_EXERCISE PROMPT_
Can you return, word for word, the part of the Good Shepherd excerpt starting at "Vocabulary - prayer, scripture, Psalm, shepherd, sheepfold" and ending at "II, III, IV."?

Vocabulary - prayer, scripture, Psalm, shepherd, sheepfold

Points of Provocation

  • Share the prayer table and the scripture from Jesus is the Good Shepherd Psalm 23, light a candle for prayer and enjoy the light. Then extinguish the candle, sit and invite the children to wonder.
  • Share Godly Play / Scripture stories - One at a time and over a few weeks present the following stories and leave them at a table for children to revisit and wonder, record children’s comments and questions. Invite children to draw, paint, build, construct a response to the provocations. The Holy Family, The Good Shepherd parable box, The Good Shepherd (Wooden Godly Play figures).
  • Play and sing songs/ Psalms of the Good Shepherd ‘Hi God’ albums I, II, III, IV.

I Wonder Questions

Belonging

  • Who Jesus is?
  • If Jesus lived in a family?
  • Is Jesus’ family like mine?
  • If Jesus loved his mother (Mary) and step-father (Joseph)?
  • His Father in heaven (God)?
  • What did Jesus enjoy doing with his family?

Being

  • How I can know Jesus?
  • How I can talk to Jesus?
  • If Jesus can be my friend?
  • What Jesus was like as a little boy in his family?
  • What games did he play? What food did he eat? What his house was like? What clothes did he wear?

Becoming

  • How Jesus teaches us to love?
  • If I can be like Jesus?
  • What can I do to show love?
  • How I can show love to others? 

Environment

Belonging

  • Create a display of family photos and include images of Jesus, Mary and Joseph
  • Invite children to bring in images of their family to make the link, this is Jesus’ family,  this is my family. 
  • Engage with Godly Play figures of the Holy Family 

Being

  • Gather images of the land of Israel, a globe, maps of the land of Israel, Images of Shepherd looking after their sheep in Israel, images of a sheepfold, Inn, buildings from the ancient world.

_MATERIAL PROVIDED_
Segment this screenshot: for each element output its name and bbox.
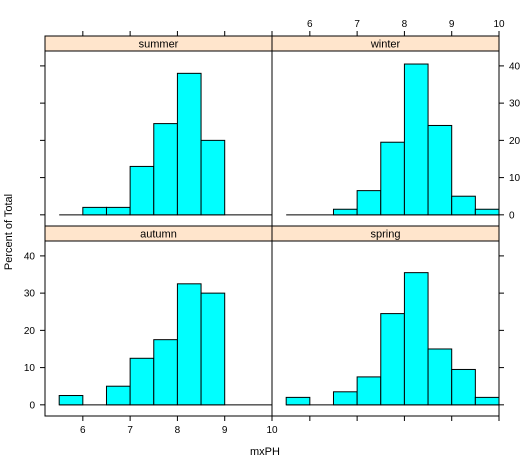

_SOLUTION FOR THIS EXERCISE_
Vocabulary - prayer, scripture, Psalm, shepherd, sheepfold

Points of Provocation

  • Share the prayer table and the scripture from Jesus is the Good Shepherd Psalm 23, light a candle for prayer and enjoy the light. Then extinguish the candle, sit and invite the children to wonder.
  • Share Godly Play / Scripture stories - One at a time and over a few weeks present the following stories and leave them at a table for children to revisit and wonder, record children’s comments and questions. Invite children to draw, paint, build, construct a response to the provocations. The Holy Family, The Good Shepherd parable box, The Good Shepherd (Wooden Godly Play figures).
  • Play and sing songs/ Psalms of the Good Shepherd ‘Hi God’ albums I, II, III, IV.